— START —

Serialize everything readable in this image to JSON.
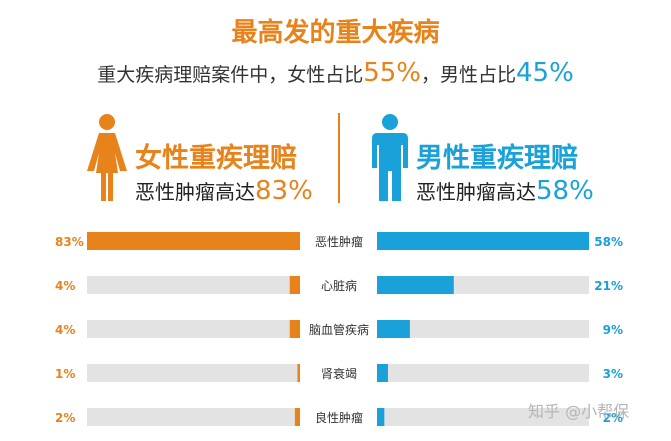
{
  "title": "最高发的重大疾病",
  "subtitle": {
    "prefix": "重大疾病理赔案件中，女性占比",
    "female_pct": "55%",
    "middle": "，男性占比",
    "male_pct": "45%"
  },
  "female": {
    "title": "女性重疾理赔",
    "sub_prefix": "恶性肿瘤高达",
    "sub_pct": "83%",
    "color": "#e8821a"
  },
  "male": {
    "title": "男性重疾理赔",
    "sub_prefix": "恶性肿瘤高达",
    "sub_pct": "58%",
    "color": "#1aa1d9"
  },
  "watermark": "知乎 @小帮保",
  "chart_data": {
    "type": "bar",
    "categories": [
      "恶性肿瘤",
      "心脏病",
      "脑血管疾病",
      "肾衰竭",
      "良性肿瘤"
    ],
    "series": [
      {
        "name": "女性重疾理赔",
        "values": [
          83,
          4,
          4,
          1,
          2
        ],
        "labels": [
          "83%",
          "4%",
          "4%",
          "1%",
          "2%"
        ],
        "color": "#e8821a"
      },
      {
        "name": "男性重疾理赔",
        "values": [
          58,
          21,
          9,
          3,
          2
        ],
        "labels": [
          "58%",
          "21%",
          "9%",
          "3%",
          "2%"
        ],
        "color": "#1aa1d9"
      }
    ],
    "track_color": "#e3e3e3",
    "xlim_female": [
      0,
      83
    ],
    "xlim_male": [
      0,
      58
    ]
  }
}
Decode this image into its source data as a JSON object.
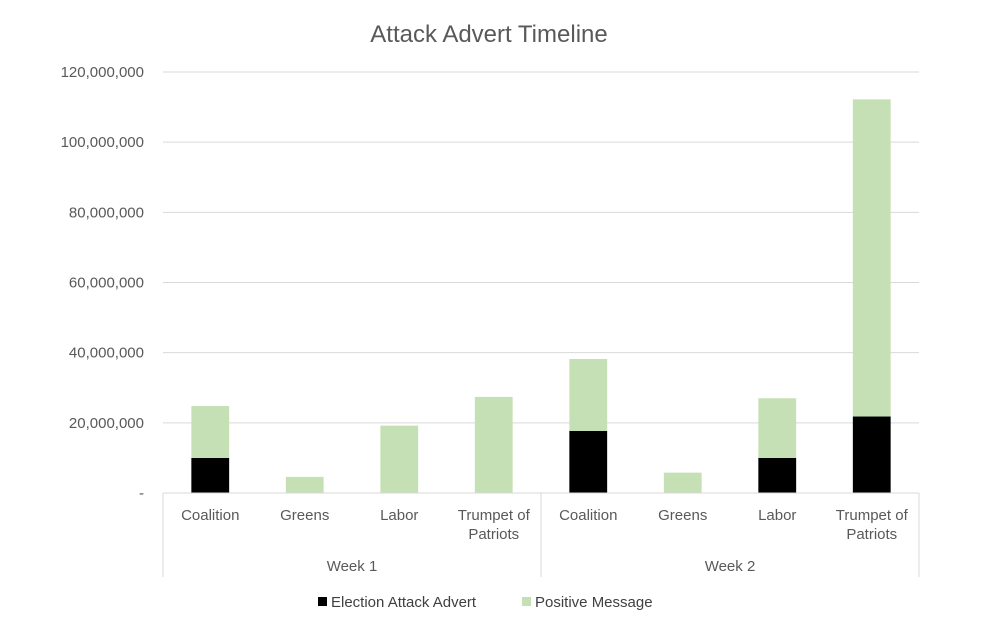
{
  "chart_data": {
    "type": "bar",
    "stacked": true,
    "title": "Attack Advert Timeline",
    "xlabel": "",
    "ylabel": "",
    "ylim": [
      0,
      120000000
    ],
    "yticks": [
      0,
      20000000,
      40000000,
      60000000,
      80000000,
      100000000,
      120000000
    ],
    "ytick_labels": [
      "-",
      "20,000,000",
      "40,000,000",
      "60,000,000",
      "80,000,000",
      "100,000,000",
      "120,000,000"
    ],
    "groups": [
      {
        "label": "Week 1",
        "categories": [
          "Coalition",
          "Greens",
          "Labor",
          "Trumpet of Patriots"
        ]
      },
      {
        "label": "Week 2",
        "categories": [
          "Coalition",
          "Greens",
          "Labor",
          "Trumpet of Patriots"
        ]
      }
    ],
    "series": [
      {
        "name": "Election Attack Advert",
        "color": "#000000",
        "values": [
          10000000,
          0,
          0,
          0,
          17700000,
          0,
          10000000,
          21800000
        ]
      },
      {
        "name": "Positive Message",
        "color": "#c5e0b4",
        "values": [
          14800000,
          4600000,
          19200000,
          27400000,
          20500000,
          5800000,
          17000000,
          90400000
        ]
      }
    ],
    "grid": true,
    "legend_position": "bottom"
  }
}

— END —

EXERCISE: Take the listing above and print it exactly, apart from the pictures.

WORKED SOLUTION:
Serialize everything readable in this image to JSON.
{
  "title": "最高发的重大疾病",
  "subtitle": {
    "prefix": "重大疾病理赔案件中，女性占比",
    "female_pct": "55%",
    "middle": "，男性占比",
    "male_pct": "45%"
  },
  "female": {
    "title": "女性重疾理赔",
    "sub_prefix": "恶性肿瘤高达",
    "sub_pct": "83%",
    "color": "#e8821a"
  },
  "male": {
    "title": "男性重疾理赔",
    "sub_prefix": "恶性肿瘤高达",
    "sub_pct": "58%",
    "color": "#1aa1d9"
  },
  "watermark": "知乎 @小帮保",
  "chart_data": {
    "type": "bar",
    "categories": [
      "恶性肿瘤",
      "心脏病",
      "脑血管疾病",
      "肾衰竭",
      "良性肿瘤"
    ],
    "series": [
      {
        "name": "女性重疾理赔",
        "values": [
          83,
          4,
          4,
          1,
          2
        ],
        "labels": [
          "83%",
          "4%",
          "4%",
          "1%",
          "2%"
        ],
        "color": "#e8821a"
      },
      {
        "name": "男性重疾理赔",
        "values": [
          58,
          21,
          9,
          3,
          2
        ],
        "labels": [
          "58%",
          "21%",
          "9%",
          "3%",
          "2%"
        ],
        "color": "#1aa1d9"
      }
    ],
    "track_color": "#e3e3e3",
    "xlim_female": [
      0,
      83
    ],
    "xlim_male": [
      0,
      58
    ]
  }
}
Decode this image into its source data as a JSON object.
{
  "chart_data": {
    "type": "bar",
    "stacked": true,
    "title": "Attack Advert Timeline",
    "xlabel": "",
    "ylabel": "",
    "ylim": [
      0,
      120000000
    ],
    "yticks": [
      0,
      20000000,
      40000000,
      60000000,
      80000000,
      100000000,
      120000000
    ],
    "ytick_labels": [
      "-",
      "20,000,000",
      "40,000,000",
      "60,000,000",
      "80,000,000",
      "100,000,000",
      "120,000,000"
    ],
    "groups": [
      {
        "label": "Week 1",
        "categories": [
          "Coalition",
          "Greens",
          "Labor",
          "Trumpet of Patriots"
        ]
      },
      {
        "label": "Week 2",
        "categories": [
          "Coalition",
          "Greens",
          "Labor",
          "Trumpet of Patriots"
        ]
      }
    ],
    "series": [
      {
        "name": "Election Attack Advert",
        "color": "#000000",
        "values": [
          10000000,
          0,
          0,
          0,
          17700000,
          0,
          10000000,
          21800000
        ]
      },
      {
        "name": "Positive Message",
        "color": "#c5e0b4",
        "values": [
          14800000,
          4600000,
          19200000,
          27400000,
          20500000,
          5800000,
          17000000,
          90400000
        ]
      }
    ],
    "grid": true,
    "legend_position": "bottom"
  }
}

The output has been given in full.